[Extracted records]:

####

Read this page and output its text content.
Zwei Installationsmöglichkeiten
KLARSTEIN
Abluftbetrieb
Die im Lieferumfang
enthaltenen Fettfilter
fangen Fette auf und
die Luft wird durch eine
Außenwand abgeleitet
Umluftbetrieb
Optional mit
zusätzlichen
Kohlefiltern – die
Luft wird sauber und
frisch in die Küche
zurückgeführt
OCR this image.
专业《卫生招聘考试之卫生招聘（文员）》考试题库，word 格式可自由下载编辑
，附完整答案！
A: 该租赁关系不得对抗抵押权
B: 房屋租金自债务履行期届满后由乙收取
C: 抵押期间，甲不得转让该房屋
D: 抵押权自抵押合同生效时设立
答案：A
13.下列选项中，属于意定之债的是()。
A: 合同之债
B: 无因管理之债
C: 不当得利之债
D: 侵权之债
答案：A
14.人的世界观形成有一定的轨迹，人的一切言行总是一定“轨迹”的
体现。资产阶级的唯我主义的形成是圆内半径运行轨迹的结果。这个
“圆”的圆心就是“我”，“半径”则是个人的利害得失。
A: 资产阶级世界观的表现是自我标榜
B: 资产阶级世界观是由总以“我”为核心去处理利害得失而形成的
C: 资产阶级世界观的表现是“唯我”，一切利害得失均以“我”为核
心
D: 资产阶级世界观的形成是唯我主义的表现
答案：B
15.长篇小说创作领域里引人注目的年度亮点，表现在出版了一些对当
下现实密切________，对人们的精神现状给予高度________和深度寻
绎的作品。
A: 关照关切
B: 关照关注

####

[WRITTEN REQUEST]:
Work out how many lines of the listing above include "wird". Answer with the number and nothing more.

[TASK ANSWER]:
2